EXERCISE REQUIREMENTS: Reproduce the rows below verbatim, starting with the first row and stopping after the row that contains "option-D-label: D. xyxy=(8,501,29,526)", with that row included.

----- DATA LISTING -----

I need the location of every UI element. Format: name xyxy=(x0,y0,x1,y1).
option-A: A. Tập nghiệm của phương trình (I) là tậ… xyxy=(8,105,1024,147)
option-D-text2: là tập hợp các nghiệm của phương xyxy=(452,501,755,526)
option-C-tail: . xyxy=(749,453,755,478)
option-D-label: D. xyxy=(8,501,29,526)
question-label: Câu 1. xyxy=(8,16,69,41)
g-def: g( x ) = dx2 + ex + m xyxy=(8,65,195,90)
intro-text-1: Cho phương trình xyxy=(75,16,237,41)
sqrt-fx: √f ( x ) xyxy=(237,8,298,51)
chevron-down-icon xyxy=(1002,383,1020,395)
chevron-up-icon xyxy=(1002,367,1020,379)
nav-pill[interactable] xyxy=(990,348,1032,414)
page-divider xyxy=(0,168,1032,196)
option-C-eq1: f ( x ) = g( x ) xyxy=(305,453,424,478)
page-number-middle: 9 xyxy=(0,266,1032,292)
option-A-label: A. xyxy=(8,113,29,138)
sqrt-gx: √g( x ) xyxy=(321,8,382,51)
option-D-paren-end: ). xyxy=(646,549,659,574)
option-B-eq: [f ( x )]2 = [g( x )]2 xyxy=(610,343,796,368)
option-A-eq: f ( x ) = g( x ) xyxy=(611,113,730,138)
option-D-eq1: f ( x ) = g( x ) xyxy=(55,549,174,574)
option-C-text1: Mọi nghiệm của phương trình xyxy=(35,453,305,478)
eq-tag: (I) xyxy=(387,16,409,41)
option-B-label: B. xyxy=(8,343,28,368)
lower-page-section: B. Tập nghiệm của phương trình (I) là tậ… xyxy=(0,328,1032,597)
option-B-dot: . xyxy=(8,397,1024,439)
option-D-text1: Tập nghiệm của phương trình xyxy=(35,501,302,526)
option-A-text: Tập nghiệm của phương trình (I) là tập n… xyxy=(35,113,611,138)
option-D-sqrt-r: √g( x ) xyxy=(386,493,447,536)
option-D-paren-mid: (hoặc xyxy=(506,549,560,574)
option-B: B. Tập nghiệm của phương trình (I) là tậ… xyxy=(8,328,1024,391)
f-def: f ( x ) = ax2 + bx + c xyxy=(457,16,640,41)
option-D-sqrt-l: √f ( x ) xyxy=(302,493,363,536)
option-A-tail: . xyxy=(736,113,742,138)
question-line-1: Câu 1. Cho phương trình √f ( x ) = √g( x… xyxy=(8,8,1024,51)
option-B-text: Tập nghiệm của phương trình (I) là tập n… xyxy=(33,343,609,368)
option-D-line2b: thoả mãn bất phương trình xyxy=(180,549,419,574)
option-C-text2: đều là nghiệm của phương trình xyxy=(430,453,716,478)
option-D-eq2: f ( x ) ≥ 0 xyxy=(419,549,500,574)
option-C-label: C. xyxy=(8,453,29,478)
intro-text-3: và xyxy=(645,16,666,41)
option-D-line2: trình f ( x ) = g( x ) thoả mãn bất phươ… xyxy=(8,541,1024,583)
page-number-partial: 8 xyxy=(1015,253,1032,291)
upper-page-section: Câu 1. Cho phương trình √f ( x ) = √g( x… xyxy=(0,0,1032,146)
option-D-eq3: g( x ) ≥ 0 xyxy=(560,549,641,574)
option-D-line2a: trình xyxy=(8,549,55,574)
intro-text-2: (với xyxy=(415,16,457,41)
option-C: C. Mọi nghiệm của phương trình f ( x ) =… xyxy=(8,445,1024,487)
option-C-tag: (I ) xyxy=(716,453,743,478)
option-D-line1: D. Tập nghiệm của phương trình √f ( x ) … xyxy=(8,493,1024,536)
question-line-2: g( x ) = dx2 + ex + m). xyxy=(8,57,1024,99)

-----

FINISHED EXERCISE:
I need the location of every UI element. Format: name xyxy=(x0,y0,x1,y1).
option-A: A. Tập nghiệm của phương trình (I) là tậ… xyxy=(8,105,1024,147)
option-D-text2: là tập hợp các nghiệm của phương xyxy=(452,501,755,526)
option-C-tail: . xyxy=(749,453,755,478)
option-D-label: D. xyxy=(8,501,29,526)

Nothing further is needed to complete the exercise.